--- START OF SOURCE RECORDS ---

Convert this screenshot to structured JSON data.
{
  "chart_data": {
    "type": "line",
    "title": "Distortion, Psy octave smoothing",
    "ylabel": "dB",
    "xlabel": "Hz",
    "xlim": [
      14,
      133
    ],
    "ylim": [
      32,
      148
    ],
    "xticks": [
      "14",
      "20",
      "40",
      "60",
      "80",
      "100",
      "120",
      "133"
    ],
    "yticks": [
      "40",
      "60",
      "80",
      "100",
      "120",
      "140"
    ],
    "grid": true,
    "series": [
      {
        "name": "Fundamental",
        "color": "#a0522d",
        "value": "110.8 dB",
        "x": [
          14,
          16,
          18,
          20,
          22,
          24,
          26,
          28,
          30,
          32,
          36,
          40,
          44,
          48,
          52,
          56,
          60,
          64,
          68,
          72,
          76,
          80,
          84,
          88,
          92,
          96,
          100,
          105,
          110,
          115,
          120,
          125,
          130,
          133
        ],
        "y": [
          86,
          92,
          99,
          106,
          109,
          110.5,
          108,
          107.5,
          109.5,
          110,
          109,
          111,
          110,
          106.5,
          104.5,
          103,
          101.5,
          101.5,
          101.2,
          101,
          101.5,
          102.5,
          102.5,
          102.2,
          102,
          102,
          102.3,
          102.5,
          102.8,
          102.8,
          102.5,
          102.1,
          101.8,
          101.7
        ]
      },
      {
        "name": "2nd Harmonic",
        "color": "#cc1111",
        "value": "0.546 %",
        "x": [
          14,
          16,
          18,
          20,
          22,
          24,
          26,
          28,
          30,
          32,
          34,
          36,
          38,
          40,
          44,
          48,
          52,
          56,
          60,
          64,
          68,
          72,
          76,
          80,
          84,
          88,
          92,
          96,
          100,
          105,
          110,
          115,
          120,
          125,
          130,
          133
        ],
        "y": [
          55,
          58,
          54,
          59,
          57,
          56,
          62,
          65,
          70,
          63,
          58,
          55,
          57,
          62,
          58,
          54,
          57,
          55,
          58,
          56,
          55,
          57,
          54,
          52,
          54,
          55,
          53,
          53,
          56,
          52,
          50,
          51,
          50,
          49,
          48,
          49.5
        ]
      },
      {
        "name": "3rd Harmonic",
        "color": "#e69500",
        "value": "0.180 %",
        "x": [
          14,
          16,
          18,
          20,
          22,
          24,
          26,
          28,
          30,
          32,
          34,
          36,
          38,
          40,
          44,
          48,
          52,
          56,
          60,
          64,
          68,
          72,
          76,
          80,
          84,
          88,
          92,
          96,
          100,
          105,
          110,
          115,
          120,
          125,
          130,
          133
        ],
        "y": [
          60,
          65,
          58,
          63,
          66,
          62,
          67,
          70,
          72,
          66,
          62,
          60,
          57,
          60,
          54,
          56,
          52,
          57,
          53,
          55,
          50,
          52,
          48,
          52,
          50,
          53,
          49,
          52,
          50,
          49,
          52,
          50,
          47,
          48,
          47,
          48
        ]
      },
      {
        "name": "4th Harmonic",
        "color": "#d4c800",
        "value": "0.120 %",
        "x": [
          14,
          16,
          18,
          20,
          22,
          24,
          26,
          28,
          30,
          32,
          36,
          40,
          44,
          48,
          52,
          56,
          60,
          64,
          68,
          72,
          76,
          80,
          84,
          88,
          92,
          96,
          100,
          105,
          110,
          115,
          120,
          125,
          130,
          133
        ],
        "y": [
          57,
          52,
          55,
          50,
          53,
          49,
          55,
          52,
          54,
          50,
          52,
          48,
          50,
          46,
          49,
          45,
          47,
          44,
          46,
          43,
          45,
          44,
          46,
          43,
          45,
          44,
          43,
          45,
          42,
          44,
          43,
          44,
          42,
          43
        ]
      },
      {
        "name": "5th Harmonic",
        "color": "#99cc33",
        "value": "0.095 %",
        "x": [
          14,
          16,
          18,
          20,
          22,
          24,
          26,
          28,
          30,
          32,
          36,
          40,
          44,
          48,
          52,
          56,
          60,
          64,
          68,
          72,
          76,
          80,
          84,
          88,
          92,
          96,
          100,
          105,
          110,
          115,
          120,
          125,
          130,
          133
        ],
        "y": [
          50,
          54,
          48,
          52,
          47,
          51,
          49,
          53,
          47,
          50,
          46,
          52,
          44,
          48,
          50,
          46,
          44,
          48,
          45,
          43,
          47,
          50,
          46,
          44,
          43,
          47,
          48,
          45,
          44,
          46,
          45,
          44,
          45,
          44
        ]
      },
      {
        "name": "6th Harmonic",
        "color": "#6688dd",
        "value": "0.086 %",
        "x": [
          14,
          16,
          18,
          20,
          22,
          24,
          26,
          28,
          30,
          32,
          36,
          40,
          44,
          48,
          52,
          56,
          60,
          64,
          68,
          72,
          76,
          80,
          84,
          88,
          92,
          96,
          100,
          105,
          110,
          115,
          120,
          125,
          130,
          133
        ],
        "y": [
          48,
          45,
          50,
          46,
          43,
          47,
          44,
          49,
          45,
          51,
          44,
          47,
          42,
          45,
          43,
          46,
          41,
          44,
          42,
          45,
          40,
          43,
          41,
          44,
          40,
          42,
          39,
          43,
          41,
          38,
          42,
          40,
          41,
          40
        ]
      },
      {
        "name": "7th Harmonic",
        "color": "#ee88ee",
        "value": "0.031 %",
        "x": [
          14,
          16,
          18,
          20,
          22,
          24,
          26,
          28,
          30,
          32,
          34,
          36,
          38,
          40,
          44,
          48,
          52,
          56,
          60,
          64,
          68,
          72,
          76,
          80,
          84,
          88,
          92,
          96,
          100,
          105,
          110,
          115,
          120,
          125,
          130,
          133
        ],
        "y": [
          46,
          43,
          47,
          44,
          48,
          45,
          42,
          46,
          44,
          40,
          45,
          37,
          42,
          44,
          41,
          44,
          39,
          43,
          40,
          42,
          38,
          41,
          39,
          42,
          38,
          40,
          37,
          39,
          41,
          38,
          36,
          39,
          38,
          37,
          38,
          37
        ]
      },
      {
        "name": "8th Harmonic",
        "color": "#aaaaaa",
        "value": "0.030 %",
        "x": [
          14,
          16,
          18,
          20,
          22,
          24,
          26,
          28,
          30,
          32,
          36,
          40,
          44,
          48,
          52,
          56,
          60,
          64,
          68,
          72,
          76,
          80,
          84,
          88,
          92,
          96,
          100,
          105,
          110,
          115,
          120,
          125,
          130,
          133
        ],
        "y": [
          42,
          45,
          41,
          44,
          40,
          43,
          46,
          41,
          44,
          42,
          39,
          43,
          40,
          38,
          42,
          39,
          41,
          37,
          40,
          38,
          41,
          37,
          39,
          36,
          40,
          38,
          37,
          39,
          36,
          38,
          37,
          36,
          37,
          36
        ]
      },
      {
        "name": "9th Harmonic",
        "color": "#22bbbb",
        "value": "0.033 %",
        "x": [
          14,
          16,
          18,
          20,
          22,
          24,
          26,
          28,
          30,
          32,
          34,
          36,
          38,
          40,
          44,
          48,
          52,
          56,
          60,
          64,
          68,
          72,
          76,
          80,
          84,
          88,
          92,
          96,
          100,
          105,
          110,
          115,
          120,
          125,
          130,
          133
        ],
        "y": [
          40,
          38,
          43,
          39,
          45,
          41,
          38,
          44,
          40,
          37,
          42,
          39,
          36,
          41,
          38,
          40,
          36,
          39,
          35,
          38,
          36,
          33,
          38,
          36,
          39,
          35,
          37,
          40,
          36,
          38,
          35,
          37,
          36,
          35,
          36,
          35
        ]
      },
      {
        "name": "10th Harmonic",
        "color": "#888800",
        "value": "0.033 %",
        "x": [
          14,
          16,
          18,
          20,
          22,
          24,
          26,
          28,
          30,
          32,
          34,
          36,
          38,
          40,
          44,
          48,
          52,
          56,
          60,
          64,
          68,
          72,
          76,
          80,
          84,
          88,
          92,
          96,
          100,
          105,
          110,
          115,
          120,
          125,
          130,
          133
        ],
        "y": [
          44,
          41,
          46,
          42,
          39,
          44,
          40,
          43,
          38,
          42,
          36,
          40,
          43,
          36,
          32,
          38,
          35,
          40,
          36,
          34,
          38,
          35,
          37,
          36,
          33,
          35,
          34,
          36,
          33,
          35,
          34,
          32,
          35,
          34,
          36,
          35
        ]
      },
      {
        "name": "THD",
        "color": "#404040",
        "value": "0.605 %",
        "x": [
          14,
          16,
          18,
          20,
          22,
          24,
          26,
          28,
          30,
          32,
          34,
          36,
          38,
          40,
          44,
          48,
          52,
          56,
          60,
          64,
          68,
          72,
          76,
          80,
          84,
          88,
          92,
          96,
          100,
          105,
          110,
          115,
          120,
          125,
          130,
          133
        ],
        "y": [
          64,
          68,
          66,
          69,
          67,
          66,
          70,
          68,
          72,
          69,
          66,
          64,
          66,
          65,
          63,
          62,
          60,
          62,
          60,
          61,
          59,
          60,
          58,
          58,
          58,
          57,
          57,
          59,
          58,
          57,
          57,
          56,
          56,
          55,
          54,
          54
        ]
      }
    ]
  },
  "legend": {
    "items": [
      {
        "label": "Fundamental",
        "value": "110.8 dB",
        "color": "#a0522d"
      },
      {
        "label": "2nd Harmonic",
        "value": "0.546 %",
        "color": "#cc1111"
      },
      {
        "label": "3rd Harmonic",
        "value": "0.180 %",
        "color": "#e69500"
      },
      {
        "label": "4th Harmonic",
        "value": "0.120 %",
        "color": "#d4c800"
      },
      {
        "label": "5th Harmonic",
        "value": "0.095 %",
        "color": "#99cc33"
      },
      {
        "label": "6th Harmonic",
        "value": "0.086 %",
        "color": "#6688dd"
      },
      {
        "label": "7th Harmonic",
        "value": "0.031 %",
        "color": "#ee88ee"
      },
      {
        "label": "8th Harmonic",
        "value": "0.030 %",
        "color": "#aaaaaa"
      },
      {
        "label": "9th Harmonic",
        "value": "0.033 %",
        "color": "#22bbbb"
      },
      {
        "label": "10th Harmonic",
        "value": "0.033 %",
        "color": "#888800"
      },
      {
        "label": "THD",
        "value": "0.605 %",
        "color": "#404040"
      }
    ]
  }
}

--- END OF SOURCE RECORDS ---

Using the listing above, pick out each line that contains the word "Fundamental", then copy it.

        "name": "Fundamental",
        "label": "Fundamental",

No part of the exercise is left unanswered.